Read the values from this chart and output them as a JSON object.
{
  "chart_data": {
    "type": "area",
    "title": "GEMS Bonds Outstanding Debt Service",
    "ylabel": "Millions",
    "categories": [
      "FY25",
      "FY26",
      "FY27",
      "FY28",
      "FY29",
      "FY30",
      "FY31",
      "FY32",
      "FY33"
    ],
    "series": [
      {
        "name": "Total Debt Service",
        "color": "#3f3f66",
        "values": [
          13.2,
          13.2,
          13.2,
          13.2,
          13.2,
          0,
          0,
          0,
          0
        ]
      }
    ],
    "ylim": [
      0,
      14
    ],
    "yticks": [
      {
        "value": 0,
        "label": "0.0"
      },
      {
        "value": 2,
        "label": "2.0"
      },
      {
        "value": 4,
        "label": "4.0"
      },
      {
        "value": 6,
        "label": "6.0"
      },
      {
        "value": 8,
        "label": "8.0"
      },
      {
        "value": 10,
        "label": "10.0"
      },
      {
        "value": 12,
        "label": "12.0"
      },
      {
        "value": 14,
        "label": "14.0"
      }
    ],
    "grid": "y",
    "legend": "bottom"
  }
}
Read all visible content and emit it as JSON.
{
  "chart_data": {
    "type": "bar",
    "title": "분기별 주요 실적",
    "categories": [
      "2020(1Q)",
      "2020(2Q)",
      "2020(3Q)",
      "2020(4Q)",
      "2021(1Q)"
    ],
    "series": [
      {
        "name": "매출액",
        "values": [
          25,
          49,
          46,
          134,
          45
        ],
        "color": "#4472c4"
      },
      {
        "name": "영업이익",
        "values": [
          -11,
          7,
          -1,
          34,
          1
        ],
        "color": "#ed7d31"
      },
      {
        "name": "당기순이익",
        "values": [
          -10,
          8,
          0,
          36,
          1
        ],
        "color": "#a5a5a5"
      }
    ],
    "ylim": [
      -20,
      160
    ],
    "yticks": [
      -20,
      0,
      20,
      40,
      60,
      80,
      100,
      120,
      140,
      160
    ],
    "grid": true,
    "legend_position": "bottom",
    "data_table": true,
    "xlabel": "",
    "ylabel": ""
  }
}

## GIVEN REQUEST
Extract from the material all lines containing the string "Read".

## RESULT OF THE EXERCISE
Read the values from this chart and output them as a JSON object.
Read all visible content and emit it as JSON.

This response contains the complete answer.